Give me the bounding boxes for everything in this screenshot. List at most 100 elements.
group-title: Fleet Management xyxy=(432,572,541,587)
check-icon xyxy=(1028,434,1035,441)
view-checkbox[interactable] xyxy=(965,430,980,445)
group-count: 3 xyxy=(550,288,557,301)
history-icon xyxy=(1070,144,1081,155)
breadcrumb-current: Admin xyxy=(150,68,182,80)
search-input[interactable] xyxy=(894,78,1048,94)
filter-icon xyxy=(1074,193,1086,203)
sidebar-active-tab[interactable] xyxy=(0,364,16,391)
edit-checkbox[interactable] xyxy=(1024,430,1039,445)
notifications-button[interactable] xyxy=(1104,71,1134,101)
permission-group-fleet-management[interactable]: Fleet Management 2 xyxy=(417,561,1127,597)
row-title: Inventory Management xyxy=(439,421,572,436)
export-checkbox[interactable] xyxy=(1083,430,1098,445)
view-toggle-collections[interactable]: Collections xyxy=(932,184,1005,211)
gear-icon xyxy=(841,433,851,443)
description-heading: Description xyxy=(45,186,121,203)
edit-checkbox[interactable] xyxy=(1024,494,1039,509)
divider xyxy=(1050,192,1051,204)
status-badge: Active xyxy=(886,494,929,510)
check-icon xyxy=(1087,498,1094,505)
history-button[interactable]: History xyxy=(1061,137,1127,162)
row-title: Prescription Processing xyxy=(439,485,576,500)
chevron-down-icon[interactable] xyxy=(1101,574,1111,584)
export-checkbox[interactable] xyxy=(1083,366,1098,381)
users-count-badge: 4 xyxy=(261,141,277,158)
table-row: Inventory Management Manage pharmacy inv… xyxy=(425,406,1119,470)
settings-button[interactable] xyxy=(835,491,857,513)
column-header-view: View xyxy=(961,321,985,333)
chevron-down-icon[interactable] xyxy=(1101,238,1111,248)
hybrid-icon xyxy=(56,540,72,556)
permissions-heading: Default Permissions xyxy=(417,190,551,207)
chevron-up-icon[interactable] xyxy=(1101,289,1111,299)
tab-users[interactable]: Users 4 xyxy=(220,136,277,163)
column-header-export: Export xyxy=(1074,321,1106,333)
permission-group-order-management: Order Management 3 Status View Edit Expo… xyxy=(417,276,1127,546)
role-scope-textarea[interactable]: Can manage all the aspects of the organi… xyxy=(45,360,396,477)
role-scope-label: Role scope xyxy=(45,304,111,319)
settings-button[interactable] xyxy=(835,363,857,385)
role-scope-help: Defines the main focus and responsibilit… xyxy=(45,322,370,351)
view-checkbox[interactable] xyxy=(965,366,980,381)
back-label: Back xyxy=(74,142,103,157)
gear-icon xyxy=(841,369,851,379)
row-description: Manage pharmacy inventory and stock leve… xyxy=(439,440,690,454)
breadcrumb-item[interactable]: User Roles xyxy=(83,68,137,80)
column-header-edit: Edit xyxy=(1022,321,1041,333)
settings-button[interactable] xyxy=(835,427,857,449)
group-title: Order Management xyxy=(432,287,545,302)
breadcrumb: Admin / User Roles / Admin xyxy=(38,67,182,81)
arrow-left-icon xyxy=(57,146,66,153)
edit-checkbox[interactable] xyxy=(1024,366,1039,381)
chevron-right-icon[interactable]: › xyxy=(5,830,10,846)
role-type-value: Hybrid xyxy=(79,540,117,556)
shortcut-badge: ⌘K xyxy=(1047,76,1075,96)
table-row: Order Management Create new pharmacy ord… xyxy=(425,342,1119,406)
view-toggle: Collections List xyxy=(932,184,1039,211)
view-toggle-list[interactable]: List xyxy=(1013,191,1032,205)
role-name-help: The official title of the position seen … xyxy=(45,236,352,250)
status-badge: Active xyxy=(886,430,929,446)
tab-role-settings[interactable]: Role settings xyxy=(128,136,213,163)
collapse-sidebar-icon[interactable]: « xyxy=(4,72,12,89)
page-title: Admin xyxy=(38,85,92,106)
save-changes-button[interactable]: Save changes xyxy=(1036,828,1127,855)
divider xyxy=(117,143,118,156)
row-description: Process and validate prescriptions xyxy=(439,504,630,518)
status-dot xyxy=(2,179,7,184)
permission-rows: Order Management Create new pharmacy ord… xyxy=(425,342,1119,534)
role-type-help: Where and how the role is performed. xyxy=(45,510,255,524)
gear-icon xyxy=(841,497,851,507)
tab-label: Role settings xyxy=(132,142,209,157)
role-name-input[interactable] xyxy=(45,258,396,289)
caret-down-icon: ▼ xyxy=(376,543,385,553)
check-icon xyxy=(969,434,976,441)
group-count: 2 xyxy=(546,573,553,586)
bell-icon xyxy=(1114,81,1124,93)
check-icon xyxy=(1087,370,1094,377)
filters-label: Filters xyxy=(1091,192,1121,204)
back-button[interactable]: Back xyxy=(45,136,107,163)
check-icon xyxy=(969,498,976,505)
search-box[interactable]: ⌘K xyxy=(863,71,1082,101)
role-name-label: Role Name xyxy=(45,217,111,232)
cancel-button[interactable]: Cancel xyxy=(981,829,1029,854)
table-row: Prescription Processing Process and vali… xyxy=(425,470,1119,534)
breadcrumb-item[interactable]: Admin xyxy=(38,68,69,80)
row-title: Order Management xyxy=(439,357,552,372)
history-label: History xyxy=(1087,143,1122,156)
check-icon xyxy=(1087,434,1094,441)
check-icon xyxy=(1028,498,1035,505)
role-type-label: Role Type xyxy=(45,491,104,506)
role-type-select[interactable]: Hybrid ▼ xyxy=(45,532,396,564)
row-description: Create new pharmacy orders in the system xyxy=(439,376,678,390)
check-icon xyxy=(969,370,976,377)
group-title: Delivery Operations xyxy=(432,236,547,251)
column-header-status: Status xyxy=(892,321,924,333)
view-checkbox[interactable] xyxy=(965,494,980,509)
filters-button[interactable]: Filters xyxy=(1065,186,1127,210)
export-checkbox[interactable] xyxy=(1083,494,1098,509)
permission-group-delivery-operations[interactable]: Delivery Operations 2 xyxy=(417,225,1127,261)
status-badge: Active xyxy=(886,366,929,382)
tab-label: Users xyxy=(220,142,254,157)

□ □ □ □ □

Change every "Delivery Operations" in the records above to "Delivery Routes", and reproduce all other lines without alteration.

Give me the bounding boxes for everything in this screenshot. List at most 100 elements.
group-title: Fleet Management xyxy=(432,572,541,587)
check-icon xyxy=(1028,434,1035,441)
view-checkbox[interactable] xyxy=(965,430,980,445)
group-count: 3 xyxy=(550,288,557,301)
history-icon xyxy=(1070,144,1081,155)
breadcrumb-current: Admin xyxy=(150,68,182,80)
search-input[interactable] xyxy=(894,78,1048,94)
filter-icon xyxy=(1074,193,1086,203)
sidebar-active-tab[interactable] xyxy=(0,364,16,391)
edit-checkbox[interactable] xyxy=(1024,430,1039,445)
notifications-button[interactable] xyxy=(1104,71,1134,101)
permission-group-fleet-management[interactable]: Fleet Management 2 xyxy=(417,561,1127,597)
row-title: Inventory Management xyxy=(439,421,572,436)
export-checkbox[interactable] xyxy=(1083,430,1098,445)
view-toggle-collections[interactable]: Collections xyxy=(932,184,1005,211)
gear-icon xyxy=(841,433,851,443)
description-heading: Description xyxy=(45,186,121,203)
edit-checkbox[interactable] xyxy=(1024,494,1039,509)
divider xyxy=(1050,192,1051,204)
status-badge: Active xyxy=(886,494,929,510)
check-icon xyxy=(1087,498,1094,505)
history-button[interactable]: History xyxy=(1061,137,1127,162)
row-title: Prescription Processing xyxy=(439,485,576,500)
chevron-down-icon[interactable] xyxy=(1101,574,1111,584)
export-checkbox[interactable] xyxy=(1083,366,1098,381)
users-count-badge: 4 xyxy=(261,141,277,158)
table-row: Inventory Management Manage pharmacy inv… xyxy=(425,406,1119,470)
settings-button[interactable] xyxy=(835,491,857,513)
column-header-view: View xyxy=(961,321,985,333)
chevron-down-icon[interactable] xyxy=(1101,238,1111,248)
hybrid-icon xyxy=(56,540,72,556)
permissions-heading: Default Permissions xyxy=(417,190,551,207)
chevron-up-icon[interactable] xyxy=(1101,289,1111,299)
tab-users[interactable]: Users 4 xyxy=(220,136,277,163)
column-header-export: Export xyxy=(1074,321,1106,333)
permission-group-order-management: Order Management 3 Status View Edit Expo… xyxy=(417,276,1127,546)
role-scope-textarea[interactable]: Can manage all the aspects of the organi… xyxy=(45,360,396,477)
role-scope-label: Role scope xyxy=(45,304,111,319)
settings-button[interactable] xyxy=(835,363,857,385)
role-scope-help: Defines the main focus and responsibilit… xyxy=(45,322,370,351)
view-checkbox[interactable] xyxy=(965,366,980,381)
back-label: Back xyxy=(74,142,103,157)
gear-icon xyxy=(841,369,851,379)
row-description: Manage pharmacy inventory and stock leve… xyxy=(439,440,690,454)
breadcrumb-item[interactable]: User Roles xyxy=(83,68,137,80)
column-header-edit: Edit xyxy=(1022,321,1041,333)
settings-button[interactable] xyxy=(835,427,857,449)
group-title: Order Management xyxy=(432,287,545,302)
breadcrumb: Admin / User Roles / Admin xyxy=(38,67,182,81)
arrow-left-icon xyxy=(57,146,66,153)
edit-checkbox[interactable] xyxy=(1024,366,1039,381)
chevron-right-icon[interactable]: › xyxy=(5,830,10,846)
role-type-value: Hybrid xyxy=(79,540,117,556)
shortcut-badge: ⌘K xyxy=(1047,76,1075,96)
table-row: Order Management Create new pharmacy ord… xyxy=(425,342,1119,406)
view-toggle: Collections List xyxy=(932,184,1039,211)
view-toggle-list[interactable]: List xyxy=(1013,191,1032,205)
role-name-help: The official title of the position seen … xyxy=(45,236,352,250)
status-badge: Active xyxy=(886,430,929,446)
tab-role-settings[interactable]: Role settings xyxy=(128,136,213,163)
collapse-sidebar-icon[interactable]: « xyxy=(4,72,12,89)
page-title: Admin xyxy=(38,85,92,106)
save-changes-button[interactable]: Save changes xyxy=(1036,828,1127,855)
divider xyxy=(117,143,118,156)
row-description: Process and validate prescriptions xyxy=(439,504,630,518)
status-dot xyxy=(2,179,7,184)
permission-rows: Order Management Create new pharmacy ord… xyxy=(425,342,1119,534)
role-type-help: Where and how the role is performed. xyxy=(45,510,255,524)
gear-icon xyxy=(841,497,851,507)
tab-label: Role settings xyxy=(132,142,209,157)
role-name-input[interactable] xyxy=(45,258,396,289)
caret-down-icon: ▼ xyxy=(376,543,385,553)
check-icon xyxy=(969,434,976,441)
group-count: 2 xyxy=(546,573,553,586)
bell-icon xyxy=(1114,81,1124,93)
check-icon xyxy=(1087,370,1094,377)
filters-label: Filters xyxy=(1091,192,1121,204)
back-button[interactable]: Back xyxy=(45,136,107,163)
check-icon xyxy=(969,498,976,505)
search-box[interactable]: ⌘K xyxy=(863,71,1082,101)
role-name-label: Role Name xyxy=(45,217,111,232)
cancel-button[interactable]: Cancel xyxy=(981,829,1029,854)
table-row: Prescription Processing Process and vali… xyxy=(425,470,1119,534)
breadcrumb-item[interactable]: Admin xyxy=(38,68,69,80)
row-title: Order Management xyxy=(439,357,552,372)
history-label: History xyxy=(1087,143,1122,156)
check-icon xyxy=(1087,434,1094,441)
check-icon xyxy=(1028,498,1035,505)
role-type-label: Role Type xyxy=(45,491,104,506)
role-type-select[interactable]: Hybrid ▼ xyxy=(45,532,396,564)
row-description: Create new pharmacy orders in the system xyxy=(439,376,678,390)
check-icon xyxy=(969,370,976,377)
group-title: Delivery Routes xyxy=(432,236,547,251)
column-header-status: Status xyxy=(892,321,924,333)
view-checkbox[interactable] xyxy=(965,494,980,509)
filters-button[interactable]: Filters xyxy=(1065,186,1127,210)
export-checkbox[interactable] xyxy=(1083,494,1098,509)
permission-group-delivery-operations[interactable]: Delivery Routes 2 xyxy=(417,225,1127,261)
status-badge: Active xyxy=(886,366,929,382)
tab-label: Users xyxy=(220,142,254,157)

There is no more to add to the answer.